- **AIM OF THE EXERCISE**:
Print every line of the data that follows, unchanged and in the same order.

== RECORDS FOR THE TASK

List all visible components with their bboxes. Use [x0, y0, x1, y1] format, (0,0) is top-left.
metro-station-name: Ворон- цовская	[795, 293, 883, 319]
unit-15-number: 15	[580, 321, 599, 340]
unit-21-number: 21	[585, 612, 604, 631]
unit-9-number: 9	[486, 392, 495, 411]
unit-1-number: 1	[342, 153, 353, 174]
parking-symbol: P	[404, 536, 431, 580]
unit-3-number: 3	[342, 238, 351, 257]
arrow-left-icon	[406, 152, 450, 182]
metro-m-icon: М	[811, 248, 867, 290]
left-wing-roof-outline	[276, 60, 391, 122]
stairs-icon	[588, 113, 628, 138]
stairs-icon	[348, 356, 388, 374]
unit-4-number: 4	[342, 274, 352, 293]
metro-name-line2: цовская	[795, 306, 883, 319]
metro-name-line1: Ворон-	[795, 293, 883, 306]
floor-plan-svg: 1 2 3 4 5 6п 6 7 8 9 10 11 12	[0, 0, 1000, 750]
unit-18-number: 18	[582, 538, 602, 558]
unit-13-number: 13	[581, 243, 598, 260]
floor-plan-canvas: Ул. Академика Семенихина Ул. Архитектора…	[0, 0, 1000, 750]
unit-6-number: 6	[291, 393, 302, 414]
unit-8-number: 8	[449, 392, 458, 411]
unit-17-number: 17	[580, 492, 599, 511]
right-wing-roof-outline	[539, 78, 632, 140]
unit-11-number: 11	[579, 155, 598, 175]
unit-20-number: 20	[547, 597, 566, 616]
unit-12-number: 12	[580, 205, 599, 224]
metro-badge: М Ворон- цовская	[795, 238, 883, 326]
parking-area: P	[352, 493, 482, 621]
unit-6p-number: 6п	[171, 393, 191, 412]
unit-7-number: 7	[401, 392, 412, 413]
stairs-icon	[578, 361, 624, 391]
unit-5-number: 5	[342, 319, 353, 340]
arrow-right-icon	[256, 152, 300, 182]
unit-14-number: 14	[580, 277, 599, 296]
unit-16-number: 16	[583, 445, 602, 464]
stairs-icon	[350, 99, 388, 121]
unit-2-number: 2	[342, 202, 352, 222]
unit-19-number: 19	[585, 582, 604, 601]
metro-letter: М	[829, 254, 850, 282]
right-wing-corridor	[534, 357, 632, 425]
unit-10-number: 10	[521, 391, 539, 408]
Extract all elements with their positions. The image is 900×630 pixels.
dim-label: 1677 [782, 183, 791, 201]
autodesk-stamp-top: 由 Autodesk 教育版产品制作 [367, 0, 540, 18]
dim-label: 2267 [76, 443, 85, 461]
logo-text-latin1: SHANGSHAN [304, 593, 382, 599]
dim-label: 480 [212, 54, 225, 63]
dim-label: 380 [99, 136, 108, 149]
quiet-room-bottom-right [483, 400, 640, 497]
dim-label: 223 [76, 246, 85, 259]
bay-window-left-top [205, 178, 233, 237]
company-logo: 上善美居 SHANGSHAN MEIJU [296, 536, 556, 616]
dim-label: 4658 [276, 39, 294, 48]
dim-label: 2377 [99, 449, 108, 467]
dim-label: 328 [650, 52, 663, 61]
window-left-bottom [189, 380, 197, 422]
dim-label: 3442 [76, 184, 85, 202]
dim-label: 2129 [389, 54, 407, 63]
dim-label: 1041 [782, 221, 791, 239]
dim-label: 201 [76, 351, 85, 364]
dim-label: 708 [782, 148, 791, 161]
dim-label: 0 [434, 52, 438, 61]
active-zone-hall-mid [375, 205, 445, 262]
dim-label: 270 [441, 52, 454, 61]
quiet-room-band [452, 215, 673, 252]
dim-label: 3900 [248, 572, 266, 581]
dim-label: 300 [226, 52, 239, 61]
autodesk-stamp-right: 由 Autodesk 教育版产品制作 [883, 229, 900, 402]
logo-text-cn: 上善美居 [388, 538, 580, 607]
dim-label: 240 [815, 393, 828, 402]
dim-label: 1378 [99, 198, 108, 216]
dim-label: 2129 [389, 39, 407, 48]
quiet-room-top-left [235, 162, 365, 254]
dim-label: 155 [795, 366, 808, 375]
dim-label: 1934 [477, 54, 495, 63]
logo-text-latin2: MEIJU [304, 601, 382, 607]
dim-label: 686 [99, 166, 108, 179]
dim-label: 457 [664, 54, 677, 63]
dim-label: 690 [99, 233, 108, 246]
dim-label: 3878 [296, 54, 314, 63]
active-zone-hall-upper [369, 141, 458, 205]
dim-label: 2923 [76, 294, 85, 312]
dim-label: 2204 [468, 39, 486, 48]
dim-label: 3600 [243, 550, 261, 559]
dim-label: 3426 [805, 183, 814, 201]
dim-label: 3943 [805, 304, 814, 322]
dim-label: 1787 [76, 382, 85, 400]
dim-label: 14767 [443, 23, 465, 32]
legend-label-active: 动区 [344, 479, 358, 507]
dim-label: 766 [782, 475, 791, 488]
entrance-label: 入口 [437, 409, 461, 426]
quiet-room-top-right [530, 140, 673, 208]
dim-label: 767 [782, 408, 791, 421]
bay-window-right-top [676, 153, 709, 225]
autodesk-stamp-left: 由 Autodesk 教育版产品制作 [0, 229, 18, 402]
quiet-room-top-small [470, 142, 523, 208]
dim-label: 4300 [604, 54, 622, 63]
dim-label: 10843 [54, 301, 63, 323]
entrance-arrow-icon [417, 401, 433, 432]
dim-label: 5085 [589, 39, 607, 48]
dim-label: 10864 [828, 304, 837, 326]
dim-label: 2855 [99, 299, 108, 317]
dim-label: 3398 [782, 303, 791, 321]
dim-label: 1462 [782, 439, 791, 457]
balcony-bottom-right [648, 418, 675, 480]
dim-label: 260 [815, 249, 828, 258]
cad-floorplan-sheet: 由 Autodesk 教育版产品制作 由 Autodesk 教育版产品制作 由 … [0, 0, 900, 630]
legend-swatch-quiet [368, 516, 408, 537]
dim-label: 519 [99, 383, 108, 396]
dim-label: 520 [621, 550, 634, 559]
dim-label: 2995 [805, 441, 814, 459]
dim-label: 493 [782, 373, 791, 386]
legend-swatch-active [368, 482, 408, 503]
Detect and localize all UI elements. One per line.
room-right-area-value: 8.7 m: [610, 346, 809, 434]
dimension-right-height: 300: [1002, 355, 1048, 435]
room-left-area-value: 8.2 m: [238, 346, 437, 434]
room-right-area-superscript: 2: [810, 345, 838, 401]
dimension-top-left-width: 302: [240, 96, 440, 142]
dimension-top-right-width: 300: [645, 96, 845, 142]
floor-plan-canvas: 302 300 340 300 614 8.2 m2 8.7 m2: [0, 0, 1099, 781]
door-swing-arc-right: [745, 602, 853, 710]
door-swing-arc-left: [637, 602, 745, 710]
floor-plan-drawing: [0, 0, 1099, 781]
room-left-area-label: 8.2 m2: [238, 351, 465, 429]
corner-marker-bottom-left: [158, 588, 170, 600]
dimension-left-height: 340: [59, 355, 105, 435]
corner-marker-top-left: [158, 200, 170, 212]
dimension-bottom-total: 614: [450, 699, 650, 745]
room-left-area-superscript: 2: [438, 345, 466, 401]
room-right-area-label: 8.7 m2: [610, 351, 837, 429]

====

- **SOLUTION TO THIS EXERCISE**:
List all visible components with their bboxes. Use [x0, y0, x1, y1] format, (0,0) is top-left.
metro-station-name: Ворон- цовская	[795, 293, 883, 319]
unit-15-number: 15	[580, 321, 599, 340]
unit-21-number: 21	[585, 612, 604, 631]
unit-9-number: 9	[486, 392, 495, 411]
unit-1-number: 1	[342, 153, 353, 174]
parking-symbol: P	[404, 536, 431, 580]
unit-3-number: 3	[342, 238, 351, 257]
arrow-left-icon	[406, 152, 450, 182]
metro-m-icon: М	[811, 248, 867, 290]
left-wing-roof-outline	[276, 60, 391, 122]
stairs-icon	[588, 113, 628, 138]
stairs-icon	[348, 356, 388, 374]
unit-4-number: 4	[342, 274, 352, 293]
metro-name-line2: цовская	[795, 306, 883, 319]
metro-name-line1: Ворон-	[795, 293, 883, 306]
floor-plan-svg: 1 2 3 4 5 6п 6 7 8 9 10 11 12	[0, 0, 1000, 750]
unit-18-number: 18	[582, 538, 602, 558]
unit-13-number: 13	[581, 243, 598, 260]
floor-plan-canvas: Ул. Академика Семенихина Ул. Архитектора…	[0, 0, 1000, 750]
unit-6-number: 6	[291, 393, 302, 414]
unit-8-number: 8	[449, 392, 458, 411]
unit-17-number: 17	[580, 492, 599, 511]
right-wing-roof-outline	[539, 78, 632, 140]
unit-11-number: 11	[579, 155, 598, 175]
unit-20-number: 20	[547, 597, 566, 616]
unit-12-number: 12	[580, 205, 599, 224]
metro-badge: М Ворон- цовская	[795, 238, 883, 326]
parking-area: P	[352, 493, 482, 621]
unit-6p-number: 6п	[171, 393, 191, 412]
unit-7-number: 7	[401, 392, 412, 413]
stairs-icon	[578, 361, 624, 391]
unit-5-number: 5	[342, 319, 353, 340]
arrow-right-icon	[256, 152, 300, 182]
unit-14-number: 14	[580, 277, 599, 296]
unit-16-number: 16	[583, 445, 602, 464]
stairs-icon	[350, 99, 388, 121]
unit-2-number: 2	[342, 202, 352, 222]
unit-19-number: 19	[585, 582, 604, 601]
metro-letter: М	[829, 254, 850, 282]
right-wing-corridor	[534, 357, 632, 425]
unit-10-number: 10	[521, 391, 539, 408]
Extract all elements with their positions. The image is 900×630 pixels.
dim-label: 1677 [782, 183, 791, 201]
autodesk-stamp-top: 由 Autodesk 教育版产品制作 [367, 0, 540, 18]
dim-label: 2267 [76, 443, 85, 461]
logo-text-latin1: SHANGSHAN [304, 593, 382, 599]
dim-label: 480 [212, 54, 225, 63]
dim-label: 380 [99, 136, 108, 149]
quiet-room-bottom-right [483, 400, 640, 497]
dim-label: 223 [76, 246, 85, 259]
bay-window-left-top [205, 178, 233, 237]
company-logo: 上善美居 SHANGSHAN MEIJU [296, 536, 556, 616]
dim-label: 4658 [276, 39, 294, 48]
dim-label: 2377 [99, 449, 108, 467]
dim-label: 328 [650, 52, 663, 61]
window-left-bottom [189, 380, 197, 422]
dim-label: 3442 [76, 184, 85, 202]
dim-label: 2129 [389, 54, 407, 63]
dim-label: 1041 [782, 221, 791, 239]
dim-label: 201 [76, 351, 85, 364]
dim-label: 708 [782, 148, 791, 161]
dim-label: 0 [434, 52, 438, 61]
active-zone-hall-mid [375, 205, 445, 262]
dim-label: 270 [441, 52, 454, 61]
quiet-room-band [452, 215, 673, 252]
dim-label: 3900 [248, 572, 266, 581]
dim-label: 300 [226, 52, 239, 61]
autodesk-stamp-right: 由 Autodesk 教育版产品制作 [883, 229, 900, 402]
logo-text-cn: 上善美居 [388, 538, 580, 607]
dim-label: 240 [815, 393, 828, 402]
dim-label: 1378 [99, 198, 108, 216]
dim-label: 2129 [389, 39, 407, 48]
quiet-room-top-left [235, 162, 365, 254]
dim-label: 155 [795, 366, 808, 375]
dim-label: 1934 [477, 54, 495, 63]
logo-text-latin2: MEIJU [304, 601, 382, 607]
dim-label: 686 [99, 166, 108, 179]
dim-label: 457 [664, 54, 677, 63]
dim-label: 690 [99, 233, 108, 246]
dim-label: 3878 [296, 54, 314, 63]
active-zone-hall-upper [369, 141, 458, 205]
dim-label: 2923 [76, 294, 85, 312]
dim-label: 2204 [468, 39, 486, 48]
dim-label: 3600 [243, 550, 261, 559]
dim-label: 3426 [805, 183, 814, 201]
dim-label: 3943 [805, 304, 814, 322]
dim-label: 1787 [76, 382, 85, 400]
dim-label: 14767 [443, 23, 465, 32]
legend-label-active: 动区 [344, 479, 358, 507]
dim-label: 766 [782, 475, 791, 488]
entrance-label: 入口 [437, 409, 461, 426]
quiet-room-top-right [530, 140, 673, 208]
dim-label: 767 [782, 408, 791, 421]
bay-window-right-top [676, 153, 709, 225]
autodesk-stamp-left: 由 Autodesk 教育版产品制作 [0, 229, 18, 402]
quiet-room-top-small [470, 142, 523, 208]
dim-label: 4300 [604, 54, 622, 63]
dim-label: 10843 [54, 301, 63, 323]
entrance-arrow-icon [417, 401, 433, 432]
dim-label: 5085 [589, 39, 607, 48]
dim-label: 10864 [828, 304, 837, 326]
dim-label: 2855 [99, 299, 108, 317]
dim-label: 3398 [782, 303, 791, 321]
dim-label: 1462 [782, 439, 791, 457]
balcony-bottom-right [648, 418, 675, 480]
dim-label: 260 [815, 249, 828, 258]
cad-floorplan-sheet: 由 Autodesk 教育版产品制作 由 Autodesk 教育版产品制作 由 … [0, 0, 900, 630]
legend-swatch-quiet [368, 516, 408, 537]
dim-label: 519 [99, 383, 108, 396]
dim-label: 520 [621, 550, 634, 559]
dim-label: 2995 [805, 441, 814, 459]
dim-label: 493 [782, 373, 791, 386]
legend-swatch-active [368, 482, 408, 503]
Detect and localize all UI elements. One per line.
room-right-area-value: 8.7 m: [610, 346, 809, 434]
dimension-right-height: 300: [1002, 355, 1048, 435]
room-left-area-value: 8.2 m: [238, 346, 437, 434]
room-right-area-superscript: 2: [810, 345, 838, 401]
dimension-top-left-width: 302: [240, 96, 440, 142]
dimension-top-right-width: 300: [645, 96, 845, 142]
floor-plan-canvas: 302 300 340 300 614 8.2 m2 8.7 m2: [0, 0, 1099, 781]
door-swing-arc-right: [745, 602, 853, 710]
door-swing-arc-left: [637, 602, 745, 710]
floor-plan-drawing: [0, 0, 1099, 781]
room-left-area-label: 8.2 m2: [238, 351, 465, 429]
corner-marker-bottom-left: [158, 588, 170, 600]
dimension-left-height: 340: [59, 355, 105, 435]
corner-marker-top-left: [158, 200, 170, 212]
dimension-bottom-total: 614: [450, 699, 650, 745]
room-left-area-superscript: 2: [438, 345, 466, 401]
room-right-area-label: 8.7 m2: [610, 351, 837, 429]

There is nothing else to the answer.